Answer these questions using the computer science researcher profiles below:
1. In what year did Gerth Stølting Brodal receive his PhD?
2. Where did Peyman Afshani receive his PhD?
3. Which priority programme has Ulrich Meyer been coordinating since 2014?

▶ _Document section_:
▶

Lars Arge is a Professor of Computer Science and Director of MADALGO funded by the Danish National Research Foundation. Lars Arge is an elected member of the Royal Danish Academy of Sciences and Letters and The Danish Academy of Technical Sciences, an ACM Fellow, and the recipient of the Danish Minister of Research Elite Research Award, an Ole Rømer Scholarship from the Danish National Science Research Council and a Career Award from the US National Science Foundation.
Gerth Stølting Brodal is a Professor at the Department of Computer Science, Aarhus University, Denmark. He received his PhD in computer science in 1997 from Aarhus University for the thesis "Worst Case Efficient Data Structures''. Brodal recieved the first Best Lecturer Award given by the Department of Computer Science at Aarhus University in 2012.
Peyman Afshani is an Associate Professor at MADALGO, Aarhus University. He received his PhD from University of Waterloo in Canada and his main areas of research are discrete and computational geometry, data structures, and algorithms.
Kasper Green Larsen is an Assistant Professor at the Department of Computer Science, Aarhus University. His main research area is data structures, with an emphasis on lower bounds and range searching. He obtained his Ph.D. in 2013 from Aarhus University, where some of his most notable results include the strongest lower bounds to date in both the cell probe and group model of computation as well as the fastest data structures for several fundamental problems in the area of geometric range searching. During his Ph.D. studies he earned a number of awards, including the STOC'12 Best Paper and Best Student Paper Award, the FOCS'11 Best Student Paper Award, a Google Europe Doctoral Fellowship and the Danish Minister of Science's EliteResearch (EliteForsk) travel scholarship.
Erik Demaine is a Professor in Computer Science at the Department of Electrical Engineering and Computer Science, Massachusetts Institute of Technology. Demaine is a Guggenheim Fellow and received the Presburger Award by the European Association for Theoretical Computer Science, both in 2013.
Piotr Indyk is a Professor in the Theory of Computation Group, MIT Computer Science and Artificial Intelligence Lab. In 2013 Indyk recieved the ACM Paris Kanellakis Theory and Practice Award and in 2012 he was featured in the Technology Review on their annual list of 10 technologies that would change the world.
Kurt Mehlhorn is a Professor of Computer Science and Director of the Max-Planck-Institut for Computer Science. Mehlhorn holds three Honorary Docotrate Degrees (Otto-von-Guericke UNiversität, University of Waterloo and Aarhus University) and recieved the ACM Paris Kanellakis Theory and Practice Award in 2011. In 2013 Mehlhorn recieved the Khwarizmi International Award and in 2014 he was presented with the Erasmus Medal, Academia Europaea and became Foreign Associate, National Academy of Engineering.
Ulrich Meyer is a Professor at the Institute for Computer Science at the Goethe University Frankfurt am Main - Institute for Computer Science. Meyer recieved the Selected Landmark 2011 in the Land of Ideas for the project EcoSort - Energy-efficient Sorting. Since 2014 he is coordinating the new priority programme "Algorithms for Big Data" (SPP 1736) funded by the German Research Foundation.

◀

▶ _Data for review_:
▶

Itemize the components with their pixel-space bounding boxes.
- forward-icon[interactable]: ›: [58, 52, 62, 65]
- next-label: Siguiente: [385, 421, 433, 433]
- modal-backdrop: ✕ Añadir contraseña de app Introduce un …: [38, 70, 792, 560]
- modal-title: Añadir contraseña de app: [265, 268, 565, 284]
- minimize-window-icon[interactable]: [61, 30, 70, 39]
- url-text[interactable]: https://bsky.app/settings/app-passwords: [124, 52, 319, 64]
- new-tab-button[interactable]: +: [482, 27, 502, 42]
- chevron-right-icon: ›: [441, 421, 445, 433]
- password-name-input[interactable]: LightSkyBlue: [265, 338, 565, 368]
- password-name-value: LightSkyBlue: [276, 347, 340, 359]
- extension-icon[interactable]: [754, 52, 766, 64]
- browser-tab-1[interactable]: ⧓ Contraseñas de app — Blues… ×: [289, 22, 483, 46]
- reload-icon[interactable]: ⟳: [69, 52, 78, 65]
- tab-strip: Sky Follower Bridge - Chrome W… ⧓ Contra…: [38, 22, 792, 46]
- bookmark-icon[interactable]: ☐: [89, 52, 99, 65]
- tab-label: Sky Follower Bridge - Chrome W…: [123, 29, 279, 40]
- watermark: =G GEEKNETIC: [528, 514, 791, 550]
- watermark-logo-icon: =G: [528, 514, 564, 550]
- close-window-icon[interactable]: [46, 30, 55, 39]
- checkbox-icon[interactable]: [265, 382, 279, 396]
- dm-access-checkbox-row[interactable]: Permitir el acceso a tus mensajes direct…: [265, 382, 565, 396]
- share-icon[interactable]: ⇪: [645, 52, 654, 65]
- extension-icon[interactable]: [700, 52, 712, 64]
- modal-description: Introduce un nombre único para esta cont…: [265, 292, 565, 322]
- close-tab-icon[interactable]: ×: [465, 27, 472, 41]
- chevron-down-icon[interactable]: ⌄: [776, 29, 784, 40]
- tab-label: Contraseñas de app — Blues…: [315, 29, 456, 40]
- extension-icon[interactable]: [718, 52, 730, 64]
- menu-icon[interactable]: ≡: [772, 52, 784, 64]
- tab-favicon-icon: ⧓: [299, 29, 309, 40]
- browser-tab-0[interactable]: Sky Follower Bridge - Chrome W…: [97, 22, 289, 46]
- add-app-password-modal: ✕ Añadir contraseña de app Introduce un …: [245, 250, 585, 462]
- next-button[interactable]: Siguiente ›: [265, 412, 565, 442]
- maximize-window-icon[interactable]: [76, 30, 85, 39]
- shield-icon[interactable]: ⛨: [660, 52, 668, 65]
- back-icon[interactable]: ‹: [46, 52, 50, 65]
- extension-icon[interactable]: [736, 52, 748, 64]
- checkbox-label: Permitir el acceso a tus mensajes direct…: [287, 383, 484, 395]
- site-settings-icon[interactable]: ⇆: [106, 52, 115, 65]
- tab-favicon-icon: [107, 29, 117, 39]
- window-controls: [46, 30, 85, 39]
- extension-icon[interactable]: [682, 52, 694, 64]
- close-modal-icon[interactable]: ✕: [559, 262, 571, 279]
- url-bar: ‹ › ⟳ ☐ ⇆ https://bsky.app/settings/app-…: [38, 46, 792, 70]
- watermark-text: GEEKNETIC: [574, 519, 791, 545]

◀

▶ _Output for this exercise_:
1. 1997
2. University of Waterloo in Canada
3. "Algorithms for Big Data" (SPP 1736)